■ **Exercise aim**:
Your task is to print all of the data word for word.

■ **Data provided**:

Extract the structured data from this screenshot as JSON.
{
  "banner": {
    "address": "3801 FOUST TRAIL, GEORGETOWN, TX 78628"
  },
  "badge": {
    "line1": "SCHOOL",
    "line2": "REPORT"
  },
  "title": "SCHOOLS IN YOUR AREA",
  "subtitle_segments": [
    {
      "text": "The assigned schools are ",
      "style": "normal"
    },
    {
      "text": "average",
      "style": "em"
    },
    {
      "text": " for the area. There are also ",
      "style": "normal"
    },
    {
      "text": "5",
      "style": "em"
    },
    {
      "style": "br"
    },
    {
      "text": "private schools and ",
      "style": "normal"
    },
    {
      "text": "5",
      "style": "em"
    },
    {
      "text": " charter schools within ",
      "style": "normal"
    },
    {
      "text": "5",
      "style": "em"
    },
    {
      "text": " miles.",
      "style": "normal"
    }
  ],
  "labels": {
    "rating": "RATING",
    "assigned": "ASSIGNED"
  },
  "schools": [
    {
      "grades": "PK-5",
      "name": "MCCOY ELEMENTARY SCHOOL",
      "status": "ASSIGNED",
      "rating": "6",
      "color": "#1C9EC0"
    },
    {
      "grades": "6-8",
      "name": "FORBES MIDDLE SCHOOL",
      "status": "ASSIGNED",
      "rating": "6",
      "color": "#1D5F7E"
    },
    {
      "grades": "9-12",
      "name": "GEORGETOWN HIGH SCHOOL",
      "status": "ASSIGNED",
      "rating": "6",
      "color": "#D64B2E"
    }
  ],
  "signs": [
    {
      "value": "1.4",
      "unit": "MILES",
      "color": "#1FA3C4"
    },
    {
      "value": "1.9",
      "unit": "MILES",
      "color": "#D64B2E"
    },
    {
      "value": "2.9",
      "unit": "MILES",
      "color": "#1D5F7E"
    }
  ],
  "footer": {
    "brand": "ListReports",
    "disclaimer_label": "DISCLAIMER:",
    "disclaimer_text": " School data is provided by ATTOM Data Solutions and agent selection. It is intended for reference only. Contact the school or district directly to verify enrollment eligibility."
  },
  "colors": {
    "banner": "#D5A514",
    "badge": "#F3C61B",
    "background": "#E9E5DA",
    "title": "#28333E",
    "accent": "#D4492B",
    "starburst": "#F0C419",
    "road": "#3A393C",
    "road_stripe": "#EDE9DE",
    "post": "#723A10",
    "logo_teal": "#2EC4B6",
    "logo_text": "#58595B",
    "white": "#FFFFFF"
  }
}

■ **Task response**:
Extract the structured data from this screenshot as JSON.
{
  "banner": {
    "address": "3801 FOUST TRAIL, GEORGETOWN, TX 78628"
  },
  "badge": {
    "line1": "SCHOOL",
    "line2": "REPORT"
  },
  "title": "SCHOOLS IN YOUR AREA",
  "subtitle_segments": [
    {
      "text": "The assigned schools are ",
      "style": "normal"
    },
    {
      "text": "average",
      "style": "em"
    },
    {
      "text": " for the area. There are also ",
      "style": "normal"
    },
    {
      "text": "5",
      "style": "em"
    },
    {
      "style": "br"
    },
    {
      "text": "private schools and ",
      "style": "normal"
    },
    {
      "text": "5",
      "style": "em"
    },
    {
      "text": " charter schools within ",
      "style": "normal"
    },
    {
      "text": "5",
      "style": "em"
    },
    {
      "text": " miles.",
      "style": "normal"
    }
  ],
  "labels": {
    "rating": "RATING",
    "assigned": "ASSIGNED"
  },
  "schools": [
    {
      "grades": "PK-5",
      "name": "MCCOY ELEMENTARY SCHOOL",
      "status": "ASSIGNED",
      "rating": "6",
      "color": "#1C9EC0"
    },
    {
      "grades": "6-8",
      "name": "FORBES MIDDLE SCHOOL",
      "status": "ASSIGNED",
      "rating": "6",
      "color": "#1D5F7E"
    },
    {
      "grades": "9-12",
      "name": "GEORGETOWN HIGH SCHOOL",
      "status": "ASSIGNED",
      "rating": "6",
      "color": "#D64B2E"
    }
  ],
  "signs": [
    {
      "value": "1.4",
      "unit": "MILES",
      "color": "#1FA3C4"
    },
    {
      "value": "1.9",
      "unit": "MILES",
      "color": "#D64B2E"
    },
    {
      "value": "2.9",
      "unit": "MILES",
      "color": "#1D5F7E"
    }
  ],
  "footer": {
    "brand": "ListReports",
    "disclaimer_label": "DISCLAIMER:",
    "disclaimer_text": " School data is provided by ATTOM Data Solutions and agent selection. It is intended for reference only. Contact the school or district directly to verify enrollment eligibility."
  },
  "colors": {
    "banner": "#D5A514",
    "badge": "#F3C61B",
    "background": "#E9E5DA",
    "title": "#28333E",
    "accent": "#D4492B",
    "starburst": "#F0C419",
    "road": "#3A393C",
    "road_stripe": "#EDE9DE",
    "post": "#723A10",
    "logo_teal": "#2EC4B6",
    "logo_text": "#58595B",
    "white": "#FFFFFF"
  }
}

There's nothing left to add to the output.